### Exercise
Repeat the entire listing exactly.
── Data in this exercise
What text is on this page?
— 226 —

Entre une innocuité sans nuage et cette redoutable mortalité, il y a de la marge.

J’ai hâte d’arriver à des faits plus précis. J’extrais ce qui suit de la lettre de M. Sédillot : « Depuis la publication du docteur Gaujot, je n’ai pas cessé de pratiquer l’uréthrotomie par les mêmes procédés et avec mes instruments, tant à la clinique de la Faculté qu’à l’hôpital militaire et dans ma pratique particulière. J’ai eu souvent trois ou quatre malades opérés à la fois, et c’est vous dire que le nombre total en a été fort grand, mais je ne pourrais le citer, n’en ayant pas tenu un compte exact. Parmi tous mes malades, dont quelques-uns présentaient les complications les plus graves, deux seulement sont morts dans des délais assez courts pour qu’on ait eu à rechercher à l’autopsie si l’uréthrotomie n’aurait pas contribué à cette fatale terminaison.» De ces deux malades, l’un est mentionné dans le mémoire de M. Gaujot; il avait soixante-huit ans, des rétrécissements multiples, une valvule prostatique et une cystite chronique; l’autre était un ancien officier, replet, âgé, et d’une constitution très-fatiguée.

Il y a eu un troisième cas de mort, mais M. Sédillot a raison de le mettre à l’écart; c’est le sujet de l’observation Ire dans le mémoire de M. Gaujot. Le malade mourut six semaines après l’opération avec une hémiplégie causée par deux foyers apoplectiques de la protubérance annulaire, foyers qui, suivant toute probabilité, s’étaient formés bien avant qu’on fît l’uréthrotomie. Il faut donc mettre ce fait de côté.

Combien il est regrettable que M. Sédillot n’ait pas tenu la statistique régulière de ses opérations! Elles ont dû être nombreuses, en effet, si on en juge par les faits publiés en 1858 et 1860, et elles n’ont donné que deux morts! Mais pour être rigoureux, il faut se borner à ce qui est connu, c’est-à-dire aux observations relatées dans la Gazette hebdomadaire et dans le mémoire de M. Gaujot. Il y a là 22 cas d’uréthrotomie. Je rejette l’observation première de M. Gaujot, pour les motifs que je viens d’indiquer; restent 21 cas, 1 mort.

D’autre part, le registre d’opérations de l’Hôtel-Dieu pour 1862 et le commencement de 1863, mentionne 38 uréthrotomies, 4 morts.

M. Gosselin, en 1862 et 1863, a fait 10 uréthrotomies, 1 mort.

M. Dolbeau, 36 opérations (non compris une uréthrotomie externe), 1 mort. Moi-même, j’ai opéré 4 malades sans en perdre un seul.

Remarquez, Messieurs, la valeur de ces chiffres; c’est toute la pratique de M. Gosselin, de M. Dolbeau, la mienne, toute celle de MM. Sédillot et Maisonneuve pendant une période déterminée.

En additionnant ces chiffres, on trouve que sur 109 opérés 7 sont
────
### Complete output
What text is on this page?
— 226 —

Entre une innocuité sans nuage et cette redoutable mortalité, il y a de la marge.

J’ai hâte d’arriver à des faits plus précis. J’extrais ce qui suit de la lettre de M. Sédillot : « Depuis la publication du docteur Gaujot, je n’ai pas cessé de pratiquer l’uréthrotomie par les mêmes procédés et avec mes instruments, tant à la clinique de la Faculté qu’à l’hôpital militaire et dans ma pratique particulière. J’ai eu souvent trois ou quatre malades opérés à la fois, et c’est vous dire que le nombre total en a été fort grand, mais je ne pourrais le citer, n’en ayant pas tenu un compte exact. Parmi tous mes malades, dont quelques-uns présentaient les complications les plus graves, deux seulement sont morts dans des délais assez courts pour qu’on ait eu à rechercher à l’autopsie si l’uréthrotomie n’aurait pas contribué à cette fatale terminaison.» De ces deux malades, l’un est mentionné dans le mémoire de M. Gaujot; il avait soixante-huit ans, des rétrécissements multiples, une valvule prostatique et une cystite chronique; l’autre était un ancien officier, replet, âgé, et d’une constitution très-fatiguée.

Il y a eu un troisième cas de mort, mais M. Sédillot a raison de le mettre à l’écart; c’est le sujet de l’observation Ire dans le mémoire de M. Gaujot. Le malade mourut six semaines après l’opération avec une hémiplégie causée par deux foyers apoplectiques de la protubérance annulaire, foyers qui, suivant toute probabilité, s’étaient formés bien avant qu’on fît l’uréthrotomie. Il faut donc mettre ce fait de côté.

Combien il est regrettable que M. Sédillot n’ait pas tenu la statistique régulière de ses opérations! Elles ont dû être nombreuses, en effet, si on en juge par les faits publiés en 1858 et 1860, et elles n’ont donné que deux morts! Mais pour être rigoureux, il faut se borner à ce qui est connu, c’est-à-dire aux observations relatées dans la Gazette hebdomadaire et dans le mémoire de M. Gaujot. Il y a là 22 cas d’uréthrotomie. Je rejette l’observation première de M. Gaujot, pour les motifs que je viens d’indiquer; restent 21 cas, 1 mort.

D’autre part, le registre d’opérations de l’Hôtel-Dieu pour 1862 et le commencement de 1863, mentionne 38 uréthrotomies, 4 morts.

M. Gosselin, en 1862 et 1863, a fait 10 uréthrotomies, 1 mort.

M. Dolbeau, 36 opérations (non compris une uréthrotomie externe), 1 mort. Moi-même, j’ai opéré 4 malades sans en perdre un seul.

Remarquez, Messieurs, la valeur de ces chiffres; c’est toute la pratique de M. Gosselin, de M. Dolbeau, la mienne, toute celle de MM. Sédillot et Maisonneuve pendant une période déterminée.

En additionnant ces chiffres, on trouve que sur 109 opérés 7 sont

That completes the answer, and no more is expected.